» Written problem:
Exactly reproduce all the records, keeping pictures out of the copy.

(Collection entries)
*-*-*

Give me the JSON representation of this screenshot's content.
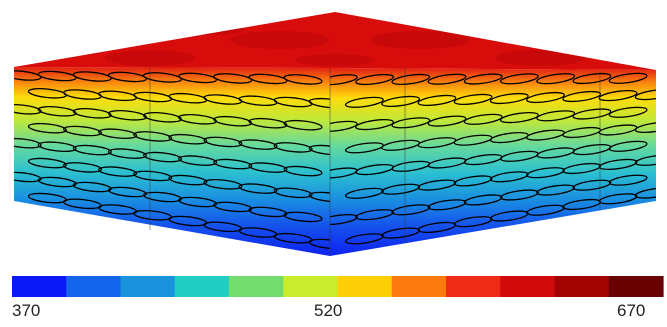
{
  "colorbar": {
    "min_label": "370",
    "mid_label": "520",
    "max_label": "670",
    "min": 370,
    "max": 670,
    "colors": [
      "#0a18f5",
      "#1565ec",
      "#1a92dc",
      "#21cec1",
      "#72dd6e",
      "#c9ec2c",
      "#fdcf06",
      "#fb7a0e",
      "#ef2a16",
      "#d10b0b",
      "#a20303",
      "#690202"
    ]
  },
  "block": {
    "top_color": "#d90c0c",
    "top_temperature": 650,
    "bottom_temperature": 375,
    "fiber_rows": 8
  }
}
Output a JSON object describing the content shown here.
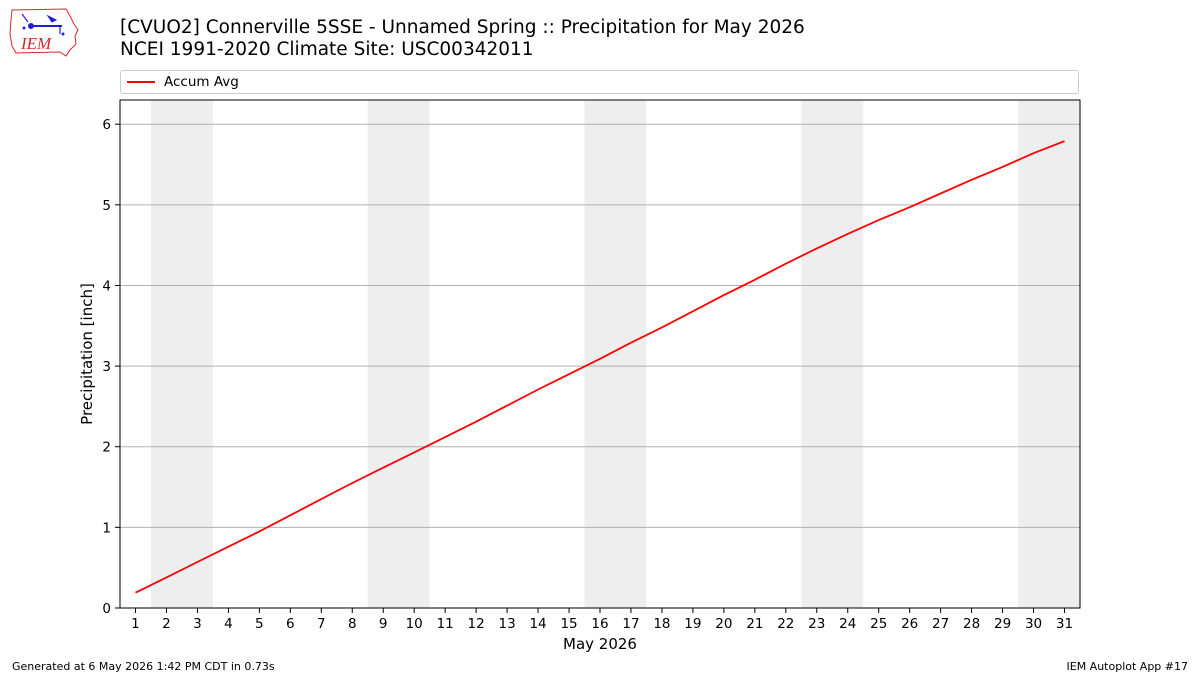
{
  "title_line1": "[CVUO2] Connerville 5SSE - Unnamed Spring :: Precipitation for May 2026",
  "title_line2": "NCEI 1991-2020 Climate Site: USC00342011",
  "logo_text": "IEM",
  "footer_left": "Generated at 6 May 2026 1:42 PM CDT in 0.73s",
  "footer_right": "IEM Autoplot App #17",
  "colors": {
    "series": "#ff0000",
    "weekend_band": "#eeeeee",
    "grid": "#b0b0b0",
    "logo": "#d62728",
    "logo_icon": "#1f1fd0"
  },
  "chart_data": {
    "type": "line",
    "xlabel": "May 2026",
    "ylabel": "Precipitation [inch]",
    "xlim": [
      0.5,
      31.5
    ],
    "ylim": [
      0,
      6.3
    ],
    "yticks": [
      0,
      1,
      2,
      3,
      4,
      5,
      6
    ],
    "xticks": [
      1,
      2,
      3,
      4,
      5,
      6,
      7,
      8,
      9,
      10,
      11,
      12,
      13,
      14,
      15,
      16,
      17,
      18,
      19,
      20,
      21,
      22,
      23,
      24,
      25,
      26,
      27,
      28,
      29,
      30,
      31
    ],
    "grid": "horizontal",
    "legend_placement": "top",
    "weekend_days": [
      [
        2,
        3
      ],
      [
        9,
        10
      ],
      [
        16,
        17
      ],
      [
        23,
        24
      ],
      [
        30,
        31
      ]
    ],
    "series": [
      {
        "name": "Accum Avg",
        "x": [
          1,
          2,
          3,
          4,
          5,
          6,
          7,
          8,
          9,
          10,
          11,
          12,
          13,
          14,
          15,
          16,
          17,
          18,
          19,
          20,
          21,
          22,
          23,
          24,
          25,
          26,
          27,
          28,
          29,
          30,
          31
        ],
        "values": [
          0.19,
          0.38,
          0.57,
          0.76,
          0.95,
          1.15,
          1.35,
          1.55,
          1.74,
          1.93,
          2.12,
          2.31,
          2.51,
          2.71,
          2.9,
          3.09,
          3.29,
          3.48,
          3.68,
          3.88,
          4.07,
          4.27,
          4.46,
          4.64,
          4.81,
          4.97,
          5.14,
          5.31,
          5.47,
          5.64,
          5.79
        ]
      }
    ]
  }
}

*-*-*

» Exercise response:
Give me the JSON representation of this screenshot's content.
{
  "colorbar": {
    "min_label": "370",
    "mid_label": "520",
    "max_label": "670",
    "min": 370,
    "max": 670,
    "colors": [
      "#0a18f5",
      "#1565ec",
      "#1a92dc",
      "#21cec1",
      "#72dd6e",
      "#c9ec2c",
      "#fdcf06",
      "#fb7a0e",
      "#ef2a16",
      "#d10b0b",
      "#a20303",
      "#690202"
    ]
  },
  "block": {
    "top_color": "#d90c0c",
    "top_temperature": 650,
    "bottom_temperature": 375,
    "fiber_rows": 8
  }
}
Output a JSON object describing the content shown here.
{
  "title_line1": "[CVUO2] Connerville 5SSE - Unnamed Spring :: Precipitation for May 2026",
  "title_line2": "NCEI 1991-2020 Climate Site: USC00342011",
  "logo_text": "IEM",
  "footer_left": "Generated at 6 May 2026 1:42 PM CDT in 0.73s",
  "footer_right": "IEM Autoplot App #17",
  "colors": {
    "series": "#ff0000",
    "weekend_band": "#eeeeee",
    "grid": "#b0b0b0",
    "logo": "#d62728",
    "logo_icon": "#1f1fd0"
  },
  "chart_data": {
    "type": "line",
    "xlabel": "May 2026",
    "ylabel": "Precipitation [inch]",
    "xlim": [
      0.5,
      31.5
    ],
    "ylim": [
      0,
      6.3
    ],
    "yticks": [
      0,
      1,
      2,
      3,
      4,
      5,
      6
    ],
    "xticks": [
      1,
      2,
      3,
      4,
      5,
      6,
      7,
      8,
      9,
      10,
      11,
      12,
      13,
      14,
      15,
      16,
      17,
      18,
      19,
      20,
      21,
      22,
      23,
      24,
      25,
      26,
      27,
      28,
      29,
      30,
      31
    ],
    "grid": "horizontal",
    "legend_placement": "top",
    "weekend_days": [
      [
        2,
        3
      ],
      [
        9,
        10
      ],
      [
        16,
        17
      ],
      [
        23,
        24
      ],
      [
        30,
        31
      ]
    ],
    "series": [
      {
        "name": "Accum Avg",
        "x": [
          1,
          2,
          3,
          4,
          5,
          6,
          7,
          8,
          9,
          10,
          11,
          12,
          13,
          14,
          15,
          16,
          17,
          18,
          19,
          20,
          21,
          22,
          23,
          24,
          25,
          26,
          27,
          28,
          29,
          30,
          31
        ],
        "values": [
          0.19,
          0.38,
          0.57,
          0.76,
          0.95,
          1.15,
          1.35,
          1.55,
          1.74,
          1.93,
          2.12,
          2.31,
          2.51,
          2.71,
          2.9,
          3.09,
          3.29,
          3.48,
          3.68,
          3.88,
          4.07,
          4.27,
          4.46,
          4.64,
          4.81,
          4.97,
          5.14,
          5.31,
          5.47,
          5.64,
          5.79
        ]
      }
    ]
  }
}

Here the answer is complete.